[Dataset records]
----

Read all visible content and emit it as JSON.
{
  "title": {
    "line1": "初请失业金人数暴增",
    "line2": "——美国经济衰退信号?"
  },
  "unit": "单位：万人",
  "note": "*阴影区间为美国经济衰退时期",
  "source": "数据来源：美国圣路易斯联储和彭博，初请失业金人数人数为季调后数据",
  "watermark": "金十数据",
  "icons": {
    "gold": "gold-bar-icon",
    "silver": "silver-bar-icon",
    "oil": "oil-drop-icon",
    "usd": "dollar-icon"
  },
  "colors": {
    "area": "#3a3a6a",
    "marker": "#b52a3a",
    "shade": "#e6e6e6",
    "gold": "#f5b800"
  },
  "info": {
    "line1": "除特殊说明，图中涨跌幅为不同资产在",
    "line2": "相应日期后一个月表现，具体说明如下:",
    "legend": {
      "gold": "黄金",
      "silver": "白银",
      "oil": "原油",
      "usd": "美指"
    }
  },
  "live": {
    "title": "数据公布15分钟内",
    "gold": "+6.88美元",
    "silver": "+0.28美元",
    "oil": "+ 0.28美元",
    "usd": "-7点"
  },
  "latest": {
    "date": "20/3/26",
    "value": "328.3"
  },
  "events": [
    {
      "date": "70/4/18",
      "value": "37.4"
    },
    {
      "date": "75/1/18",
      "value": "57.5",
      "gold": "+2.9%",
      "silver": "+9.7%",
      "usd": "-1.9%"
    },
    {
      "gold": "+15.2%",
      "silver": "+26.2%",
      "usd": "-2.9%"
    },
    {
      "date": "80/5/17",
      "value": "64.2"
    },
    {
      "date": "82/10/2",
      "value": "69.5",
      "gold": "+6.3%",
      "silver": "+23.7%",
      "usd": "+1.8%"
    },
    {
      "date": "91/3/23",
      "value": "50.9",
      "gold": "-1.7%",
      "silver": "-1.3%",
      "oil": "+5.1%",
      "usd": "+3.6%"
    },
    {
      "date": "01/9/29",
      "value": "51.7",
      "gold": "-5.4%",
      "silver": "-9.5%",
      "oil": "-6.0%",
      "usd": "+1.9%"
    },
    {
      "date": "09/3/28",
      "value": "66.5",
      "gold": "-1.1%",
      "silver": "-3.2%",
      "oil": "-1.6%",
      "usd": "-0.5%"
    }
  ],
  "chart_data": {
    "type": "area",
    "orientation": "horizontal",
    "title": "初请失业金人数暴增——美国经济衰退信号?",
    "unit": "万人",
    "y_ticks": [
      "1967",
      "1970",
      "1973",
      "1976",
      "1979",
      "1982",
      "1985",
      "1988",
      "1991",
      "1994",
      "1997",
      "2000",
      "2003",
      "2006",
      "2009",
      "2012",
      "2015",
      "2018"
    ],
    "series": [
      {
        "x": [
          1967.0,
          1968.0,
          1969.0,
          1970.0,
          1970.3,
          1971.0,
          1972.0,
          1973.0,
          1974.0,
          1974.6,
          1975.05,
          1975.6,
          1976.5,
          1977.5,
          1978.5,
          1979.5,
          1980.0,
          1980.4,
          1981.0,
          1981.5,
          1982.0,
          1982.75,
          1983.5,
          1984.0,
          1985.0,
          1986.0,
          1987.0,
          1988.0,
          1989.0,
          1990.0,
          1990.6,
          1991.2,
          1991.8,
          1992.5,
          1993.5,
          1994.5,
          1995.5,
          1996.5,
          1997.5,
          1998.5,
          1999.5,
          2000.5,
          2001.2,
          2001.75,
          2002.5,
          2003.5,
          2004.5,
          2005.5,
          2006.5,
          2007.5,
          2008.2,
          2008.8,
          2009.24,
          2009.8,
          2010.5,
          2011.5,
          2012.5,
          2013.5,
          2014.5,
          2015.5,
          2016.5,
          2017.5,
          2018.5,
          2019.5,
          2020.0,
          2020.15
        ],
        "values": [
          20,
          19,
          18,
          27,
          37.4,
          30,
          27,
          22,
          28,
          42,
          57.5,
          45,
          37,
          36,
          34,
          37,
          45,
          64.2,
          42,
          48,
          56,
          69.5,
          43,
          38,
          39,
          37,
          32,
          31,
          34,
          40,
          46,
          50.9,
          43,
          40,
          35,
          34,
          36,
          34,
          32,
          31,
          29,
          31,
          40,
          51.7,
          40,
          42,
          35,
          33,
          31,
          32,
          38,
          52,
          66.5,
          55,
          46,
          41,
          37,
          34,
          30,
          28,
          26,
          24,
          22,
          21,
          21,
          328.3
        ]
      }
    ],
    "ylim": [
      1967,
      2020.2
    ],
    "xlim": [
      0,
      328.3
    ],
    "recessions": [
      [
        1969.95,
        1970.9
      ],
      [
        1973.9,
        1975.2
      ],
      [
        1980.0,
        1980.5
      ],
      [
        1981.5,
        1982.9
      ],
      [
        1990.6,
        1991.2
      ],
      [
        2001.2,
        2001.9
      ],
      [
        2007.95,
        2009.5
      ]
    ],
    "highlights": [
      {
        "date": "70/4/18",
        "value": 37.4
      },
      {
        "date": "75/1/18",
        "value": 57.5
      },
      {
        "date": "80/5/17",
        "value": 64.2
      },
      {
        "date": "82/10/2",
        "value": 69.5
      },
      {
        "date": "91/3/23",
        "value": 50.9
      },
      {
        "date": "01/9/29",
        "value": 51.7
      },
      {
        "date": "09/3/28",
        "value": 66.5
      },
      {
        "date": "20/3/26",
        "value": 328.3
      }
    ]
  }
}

----

WHAT YOU ARE ASKED TO DO: Gather from the records above every line containing the string "title".

TASK RESULT:
  "title": {
    "title": "数据公布15分钟内",
    "title": "初请失业金人数暴增——美国经济衰退信号?",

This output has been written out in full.